— Start of Recorded information —

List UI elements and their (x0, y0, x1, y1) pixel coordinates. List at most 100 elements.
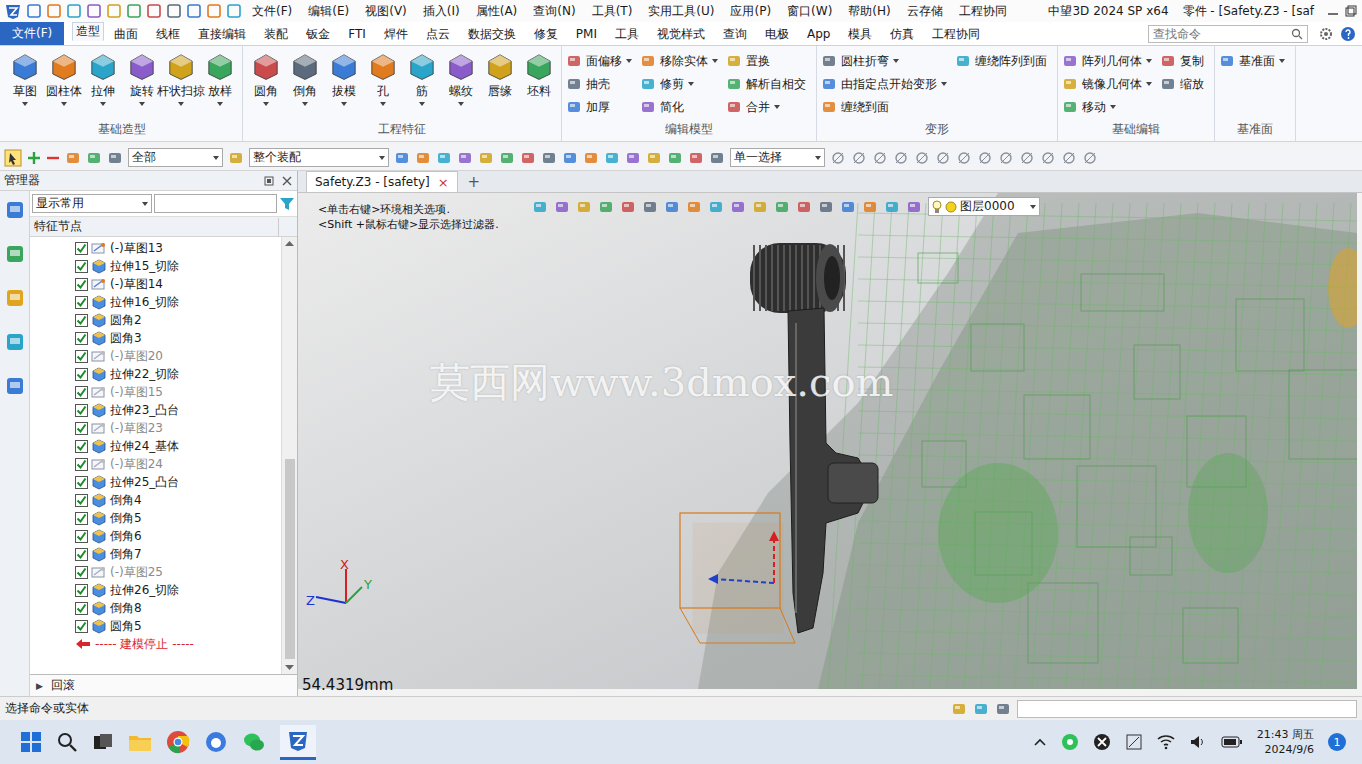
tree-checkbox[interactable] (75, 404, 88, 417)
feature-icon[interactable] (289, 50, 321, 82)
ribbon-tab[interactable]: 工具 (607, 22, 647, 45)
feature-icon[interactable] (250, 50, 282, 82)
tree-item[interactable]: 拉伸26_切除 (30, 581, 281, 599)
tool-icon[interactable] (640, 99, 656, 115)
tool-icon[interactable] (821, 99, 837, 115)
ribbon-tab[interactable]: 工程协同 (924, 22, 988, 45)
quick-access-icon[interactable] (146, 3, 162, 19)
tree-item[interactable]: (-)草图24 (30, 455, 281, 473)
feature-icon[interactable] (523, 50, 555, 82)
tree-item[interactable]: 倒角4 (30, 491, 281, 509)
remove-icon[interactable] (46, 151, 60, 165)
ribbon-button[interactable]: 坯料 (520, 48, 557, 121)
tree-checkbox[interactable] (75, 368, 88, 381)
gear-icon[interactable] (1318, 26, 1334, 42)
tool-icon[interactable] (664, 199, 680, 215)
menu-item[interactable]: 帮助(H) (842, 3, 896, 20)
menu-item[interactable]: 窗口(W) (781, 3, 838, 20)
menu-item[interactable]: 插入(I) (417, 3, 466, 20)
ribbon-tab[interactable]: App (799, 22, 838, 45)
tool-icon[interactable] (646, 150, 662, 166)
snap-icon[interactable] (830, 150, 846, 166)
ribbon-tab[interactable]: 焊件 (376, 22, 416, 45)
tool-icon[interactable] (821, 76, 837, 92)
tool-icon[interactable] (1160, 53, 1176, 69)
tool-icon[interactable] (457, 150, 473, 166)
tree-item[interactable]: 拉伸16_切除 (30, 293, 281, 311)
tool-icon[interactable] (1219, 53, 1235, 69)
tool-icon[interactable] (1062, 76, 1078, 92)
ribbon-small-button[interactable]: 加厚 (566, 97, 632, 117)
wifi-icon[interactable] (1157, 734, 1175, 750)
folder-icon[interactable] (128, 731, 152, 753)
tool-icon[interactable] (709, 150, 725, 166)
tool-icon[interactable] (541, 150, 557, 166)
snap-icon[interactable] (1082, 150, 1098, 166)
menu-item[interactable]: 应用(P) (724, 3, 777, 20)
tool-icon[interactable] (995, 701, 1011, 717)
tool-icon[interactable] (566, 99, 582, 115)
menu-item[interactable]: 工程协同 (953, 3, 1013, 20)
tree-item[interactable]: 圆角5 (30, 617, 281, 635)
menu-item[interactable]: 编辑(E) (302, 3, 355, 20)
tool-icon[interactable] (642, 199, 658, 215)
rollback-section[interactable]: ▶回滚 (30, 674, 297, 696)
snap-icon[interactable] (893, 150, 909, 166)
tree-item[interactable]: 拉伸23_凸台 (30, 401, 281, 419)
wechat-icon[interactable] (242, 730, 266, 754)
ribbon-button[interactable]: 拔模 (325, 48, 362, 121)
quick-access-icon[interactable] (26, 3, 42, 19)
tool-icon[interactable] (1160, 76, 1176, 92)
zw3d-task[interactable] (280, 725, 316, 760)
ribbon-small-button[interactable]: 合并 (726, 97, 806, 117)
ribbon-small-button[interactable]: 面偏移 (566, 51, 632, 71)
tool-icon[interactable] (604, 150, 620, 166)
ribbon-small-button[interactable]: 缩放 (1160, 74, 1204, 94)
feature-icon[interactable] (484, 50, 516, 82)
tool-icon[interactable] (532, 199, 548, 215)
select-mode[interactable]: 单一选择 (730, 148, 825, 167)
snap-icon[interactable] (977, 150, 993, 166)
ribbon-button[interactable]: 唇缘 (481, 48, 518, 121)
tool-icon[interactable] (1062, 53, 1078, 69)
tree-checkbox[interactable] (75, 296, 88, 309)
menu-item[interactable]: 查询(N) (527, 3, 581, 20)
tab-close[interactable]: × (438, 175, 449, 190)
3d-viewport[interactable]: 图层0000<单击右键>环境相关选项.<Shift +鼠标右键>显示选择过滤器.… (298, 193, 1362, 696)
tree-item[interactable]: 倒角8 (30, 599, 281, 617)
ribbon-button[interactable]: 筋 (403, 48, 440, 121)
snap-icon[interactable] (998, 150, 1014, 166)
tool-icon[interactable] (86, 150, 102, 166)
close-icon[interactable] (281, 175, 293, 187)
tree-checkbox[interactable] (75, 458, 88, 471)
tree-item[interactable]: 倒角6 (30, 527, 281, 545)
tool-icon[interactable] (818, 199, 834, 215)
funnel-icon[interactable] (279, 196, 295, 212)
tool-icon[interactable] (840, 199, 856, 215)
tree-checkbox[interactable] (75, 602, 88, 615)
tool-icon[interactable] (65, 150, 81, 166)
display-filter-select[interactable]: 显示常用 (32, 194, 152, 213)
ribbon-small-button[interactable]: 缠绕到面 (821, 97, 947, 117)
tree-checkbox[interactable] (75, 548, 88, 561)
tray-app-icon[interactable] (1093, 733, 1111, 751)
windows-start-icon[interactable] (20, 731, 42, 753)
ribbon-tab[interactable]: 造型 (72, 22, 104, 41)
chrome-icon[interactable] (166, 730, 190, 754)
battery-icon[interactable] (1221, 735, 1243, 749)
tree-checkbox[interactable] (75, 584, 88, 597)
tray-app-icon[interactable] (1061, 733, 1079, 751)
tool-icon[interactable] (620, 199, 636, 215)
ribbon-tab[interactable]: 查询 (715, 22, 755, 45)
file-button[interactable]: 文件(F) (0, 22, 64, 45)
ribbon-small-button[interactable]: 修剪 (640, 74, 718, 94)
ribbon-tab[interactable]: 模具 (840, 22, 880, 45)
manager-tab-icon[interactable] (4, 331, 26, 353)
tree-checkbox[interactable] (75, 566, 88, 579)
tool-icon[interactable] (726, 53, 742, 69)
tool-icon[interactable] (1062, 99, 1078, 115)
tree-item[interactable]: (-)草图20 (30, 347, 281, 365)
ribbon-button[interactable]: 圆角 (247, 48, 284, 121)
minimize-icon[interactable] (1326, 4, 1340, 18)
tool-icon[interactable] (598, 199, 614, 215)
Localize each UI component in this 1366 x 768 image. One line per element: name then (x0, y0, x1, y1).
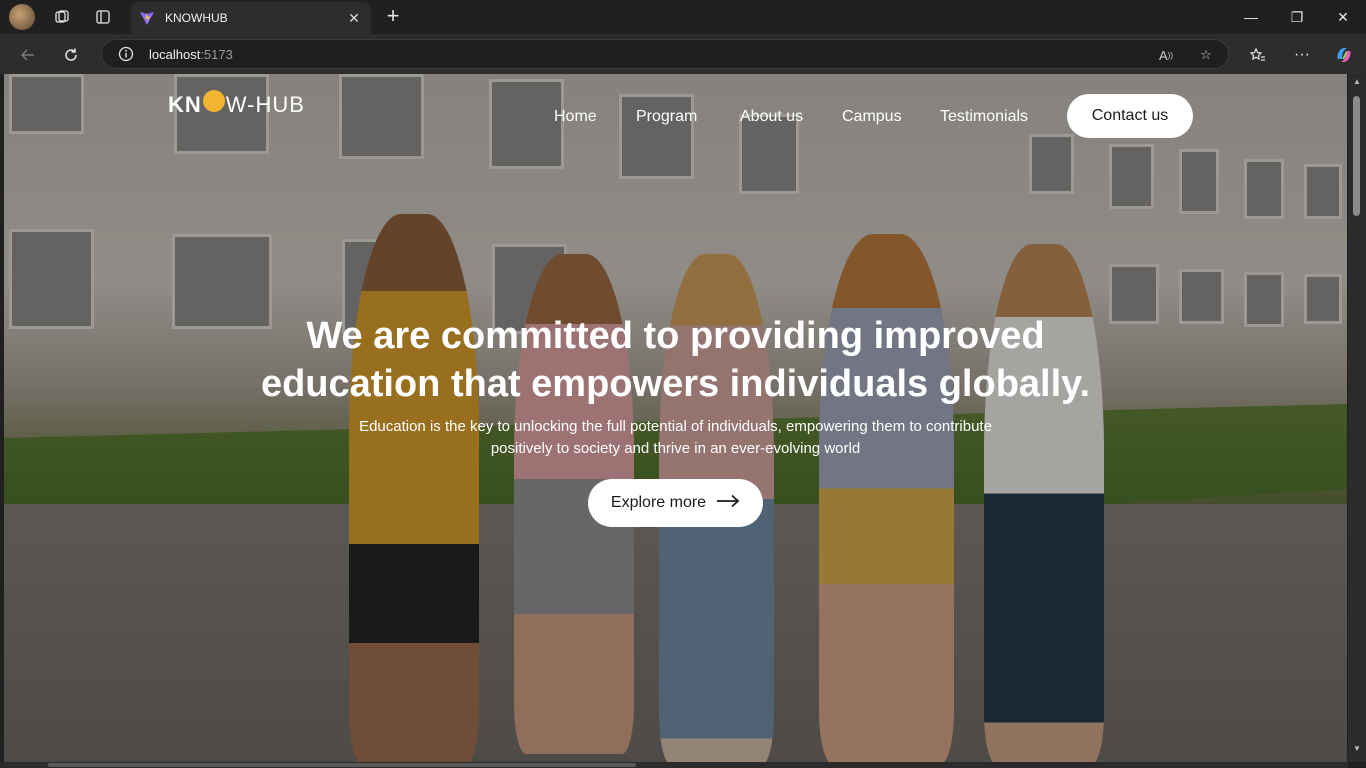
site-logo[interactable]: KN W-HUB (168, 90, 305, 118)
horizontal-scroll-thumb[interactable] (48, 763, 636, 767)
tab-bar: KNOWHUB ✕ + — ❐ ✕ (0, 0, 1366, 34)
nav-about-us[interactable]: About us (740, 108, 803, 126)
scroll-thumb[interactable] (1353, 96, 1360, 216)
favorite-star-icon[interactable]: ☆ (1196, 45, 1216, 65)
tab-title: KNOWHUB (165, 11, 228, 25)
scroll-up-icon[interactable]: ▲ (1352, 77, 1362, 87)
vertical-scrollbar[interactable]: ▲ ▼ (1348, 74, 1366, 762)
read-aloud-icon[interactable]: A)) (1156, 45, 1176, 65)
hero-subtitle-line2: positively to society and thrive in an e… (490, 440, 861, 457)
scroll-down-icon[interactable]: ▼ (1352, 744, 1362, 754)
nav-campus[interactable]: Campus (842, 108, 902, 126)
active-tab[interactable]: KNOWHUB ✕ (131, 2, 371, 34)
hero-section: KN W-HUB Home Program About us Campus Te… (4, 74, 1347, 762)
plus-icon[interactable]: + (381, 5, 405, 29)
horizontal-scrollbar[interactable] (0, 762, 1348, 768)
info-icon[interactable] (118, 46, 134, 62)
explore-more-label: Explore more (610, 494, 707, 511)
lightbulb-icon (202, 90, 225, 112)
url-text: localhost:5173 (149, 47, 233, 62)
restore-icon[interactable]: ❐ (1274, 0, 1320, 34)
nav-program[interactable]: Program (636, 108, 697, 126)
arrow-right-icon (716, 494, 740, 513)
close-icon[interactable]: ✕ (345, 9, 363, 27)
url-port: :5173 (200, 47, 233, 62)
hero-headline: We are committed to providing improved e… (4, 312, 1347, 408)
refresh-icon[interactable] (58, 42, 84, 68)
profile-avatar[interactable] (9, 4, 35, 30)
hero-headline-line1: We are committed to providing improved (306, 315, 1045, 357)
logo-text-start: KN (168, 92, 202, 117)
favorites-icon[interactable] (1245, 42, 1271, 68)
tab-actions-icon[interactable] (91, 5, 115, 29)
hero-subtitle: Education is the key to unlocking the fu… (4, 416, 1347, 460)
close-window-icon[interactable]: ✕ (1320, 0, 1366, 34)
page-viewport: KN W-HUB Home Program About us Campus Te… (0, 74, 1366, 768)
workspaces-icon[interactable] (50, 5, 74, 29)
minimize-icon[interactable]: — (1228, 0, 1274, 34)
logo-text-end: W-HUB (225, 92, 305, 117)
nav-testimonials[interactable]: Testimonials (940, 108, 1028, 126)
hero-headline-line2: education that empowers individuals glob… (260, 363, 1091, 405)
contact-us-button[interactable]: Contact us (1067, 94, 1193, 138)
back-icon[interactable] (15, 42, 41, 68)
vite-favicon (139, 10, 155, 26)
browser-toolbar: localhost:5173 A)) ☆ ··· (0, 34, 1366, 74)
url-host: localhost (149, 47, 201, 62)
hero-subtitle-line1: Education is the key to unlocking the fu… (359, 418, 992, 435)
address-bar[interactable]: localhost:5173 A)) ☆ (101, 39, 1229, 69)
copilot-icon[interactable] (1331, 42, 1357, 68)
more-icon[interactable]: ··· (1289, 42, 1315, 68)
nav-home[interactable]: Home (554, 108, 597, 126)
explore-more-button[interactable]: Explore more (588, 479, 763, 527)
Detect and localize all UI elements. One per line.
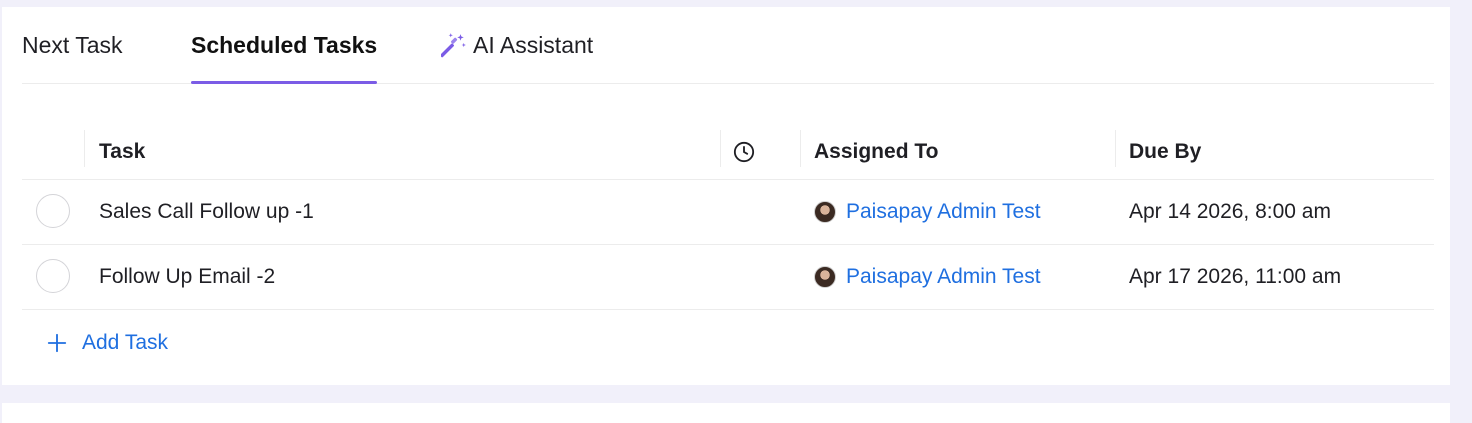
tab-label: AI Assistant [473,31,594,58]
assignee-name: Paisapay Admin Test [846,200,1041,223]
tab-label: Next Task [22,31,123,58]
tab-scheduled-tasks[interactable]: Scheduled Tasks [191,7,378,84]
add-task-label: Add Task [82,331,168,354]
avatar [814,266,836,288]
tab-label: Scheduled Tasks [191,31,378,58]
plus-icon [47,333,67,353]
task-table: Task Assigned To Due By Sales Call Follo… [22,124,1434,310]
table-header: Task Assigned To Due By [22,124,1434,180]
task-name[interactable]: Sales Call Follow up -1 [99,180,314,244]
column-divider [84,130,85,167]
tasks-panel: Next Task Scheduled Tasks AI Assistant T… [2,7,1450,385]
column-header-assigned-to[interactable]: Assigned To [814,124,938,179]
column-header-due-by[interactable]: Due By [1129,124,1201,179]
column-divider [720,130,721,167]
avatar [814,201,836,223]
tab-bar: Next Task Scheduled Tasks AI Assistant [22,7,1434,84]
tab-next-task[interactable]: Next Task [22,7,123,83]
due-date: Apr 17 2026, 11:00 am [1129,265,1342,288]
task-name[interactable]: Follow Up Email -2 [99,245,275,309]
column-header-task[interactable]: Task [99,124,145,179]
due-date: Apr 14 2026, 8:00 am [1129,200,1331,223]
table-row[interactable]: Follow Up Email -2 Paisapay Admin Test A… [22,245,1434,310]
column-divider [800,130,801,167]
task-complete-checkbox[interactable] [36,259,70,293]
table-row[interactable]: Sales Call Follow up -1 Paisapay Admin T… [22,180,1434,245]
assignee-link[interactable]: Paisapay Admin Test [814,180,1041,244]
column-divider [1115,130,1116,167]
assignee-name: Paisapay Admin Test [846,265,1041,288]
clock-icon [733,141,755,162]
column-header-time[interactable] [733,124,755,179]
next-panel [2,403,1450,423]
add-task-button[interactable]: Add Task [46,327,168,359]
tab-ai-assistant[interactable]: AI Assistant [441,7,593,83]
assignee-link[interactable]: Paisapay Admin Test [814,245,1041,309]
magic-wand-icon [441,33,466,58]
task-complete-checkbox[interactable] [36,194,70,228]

— End of Recorded information —

Exercise description –
Please update the items starting at the line that has "tree-checkbox[interactable] (75, 404, 88, 417)" and ending after the line that has "tree-checkbox[interactable] (75, 368, 88, 381)": change every "tree-item" to "tree-node" and keep everything else the same. Give only those lines.

Final result –
tree-checkbox[interactable] (75, 404, 88, 417)
feature-icon[interactable] (289, 50, 321, 82)
ribbon-tab[interactable]: 工具 (607, 22, 647, 45)
feature-icon[interactable] (250, 50, 282, 82)
tree-node[interactable]: 拉伸26_切除 (30, 581, 281, 599)
tool-icon[interactable] (640, 99, 656, 115)
tool-icon[interactable] (821, 99, 837, 115)
ribbon-tab[interactable]: 工程协同 (924, 22, 988, 45)
quick-access-icon[interactable] (146, 3, 162, 19)
tree-node[interactable]: (-)草图24 (30, 455, 281, 473)
feature-icon[interactable] (523, 50, 555, 82)
tree-node[interactable]: 倒角4 (30, 491, 281, 509)
remove-icon[interactable] (46, 151, 60, 165)
ribbon-button[interactable]: 坯料 (520, 48, 557, 121)
tree-checkbox[interactable] (75, 368, 88, 381)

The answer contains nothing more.